Opdracht - Schrijf de regels hieronder letterlijk over, van de eerste regel tot en met de regel met "bar [687,339,702,417]".

Gegeven regels -
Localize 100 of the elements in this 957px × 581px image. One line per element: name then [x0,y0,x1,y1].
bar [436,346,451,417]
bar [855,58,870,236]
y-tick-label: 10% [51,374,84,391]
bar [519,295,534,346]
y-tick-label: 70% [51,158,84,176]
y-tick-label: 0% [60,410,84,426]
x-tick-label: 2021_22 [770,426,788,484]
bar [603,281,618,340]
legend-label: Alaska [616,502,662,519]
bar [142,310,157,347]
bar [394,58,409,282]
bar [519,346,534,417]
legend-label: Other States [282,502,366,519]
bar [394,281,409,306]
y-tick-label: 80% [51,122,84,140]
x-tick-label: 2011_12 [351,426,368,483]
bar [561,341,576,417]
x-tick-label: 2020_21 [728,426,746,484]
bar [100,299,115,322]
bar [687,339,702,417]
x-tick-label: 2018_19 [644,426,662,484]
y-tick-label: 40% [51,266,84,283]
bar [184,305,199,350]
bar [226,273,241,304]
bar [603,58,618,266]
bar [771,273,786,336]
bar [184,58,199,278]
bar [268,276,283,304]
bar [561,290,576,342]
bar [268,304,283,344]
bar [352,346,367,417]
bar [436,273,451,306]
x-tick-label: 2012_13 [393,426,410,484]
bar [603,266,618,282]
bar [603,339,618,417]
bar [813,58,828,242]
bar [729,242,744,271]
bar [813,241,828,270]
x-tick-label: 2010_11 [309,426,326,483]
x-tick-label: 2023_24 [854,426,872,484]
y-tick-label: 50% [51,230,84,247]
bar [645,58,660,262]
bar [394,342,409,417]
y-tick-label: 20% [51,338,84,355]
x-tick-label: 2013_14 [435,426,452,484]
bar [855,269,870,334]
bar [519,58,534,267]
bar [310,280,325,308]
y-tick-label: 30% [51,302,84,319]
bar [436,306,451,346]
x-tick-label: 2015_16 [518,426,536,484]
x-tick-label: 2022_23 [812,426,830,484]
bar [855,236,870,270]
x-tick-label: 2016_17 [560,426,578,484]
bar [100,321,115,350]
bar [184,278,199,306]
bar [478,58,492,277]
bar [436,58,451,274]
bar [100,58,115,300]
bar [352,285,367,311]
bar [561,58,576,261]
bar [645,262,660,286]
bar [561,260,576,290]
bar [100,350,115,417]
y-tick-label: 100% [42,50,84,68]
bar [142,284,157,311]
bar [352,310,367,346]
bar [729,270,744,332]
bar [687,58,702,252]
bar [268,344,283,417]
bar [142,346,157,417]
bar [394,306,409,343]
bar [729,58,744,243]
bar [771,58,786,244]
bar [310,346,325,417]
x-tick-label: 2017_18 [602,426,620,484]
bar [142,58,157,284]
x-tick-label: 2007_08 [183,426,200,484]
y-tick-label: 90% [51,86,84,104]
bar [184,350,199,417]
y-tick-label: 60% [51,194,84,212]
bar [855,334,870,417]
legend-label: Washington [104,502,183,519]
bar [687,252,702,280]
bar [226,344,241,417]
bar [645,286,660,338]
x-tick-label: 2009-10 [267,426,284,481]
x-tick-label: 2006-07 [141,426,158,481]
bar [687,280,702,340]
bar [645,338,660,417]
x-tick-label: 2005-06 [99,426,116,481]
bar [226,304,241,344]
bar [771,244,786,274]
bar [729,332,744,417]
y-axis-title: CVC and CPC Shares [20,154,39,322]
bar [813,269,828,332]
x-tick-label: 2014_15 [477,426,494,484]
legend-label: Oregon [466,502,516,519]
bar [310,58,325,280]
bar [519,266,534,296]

Oplossing -
Localize 100 of the elements in this 957px × 581px image. One line per element: name then [x0,y0,x1,y1].
bar [436,346,451,417]
bar [855,58,870,236]
y-tick-label: 10% [51,374,84,391]
bar [519,295,534,346]
y-tick-label: 70% [51,158,84,176]
y-tick-label: 0% [60,410,84,426]
x-tick-label: 2021_22 [770,426,788,484]
bar [603,281,618,340]
legend-label: Alaska [616,502,662,519]
bar [142,310,157,347]
bar [394,58,409,282]
bar [519,346,534,417]
legend-label: Other States [282,502,366,519]
bar [394,281,409,306]
y-tick-label: 80% [51,122,84,140]
x-tick-label: 2011_12 [351,426,368,483]
bar [561,341,576,417]
x-tick-label: 2020_21 [728,426,746,484]
bar [100,299,115,322]
bar [687,339,702,417]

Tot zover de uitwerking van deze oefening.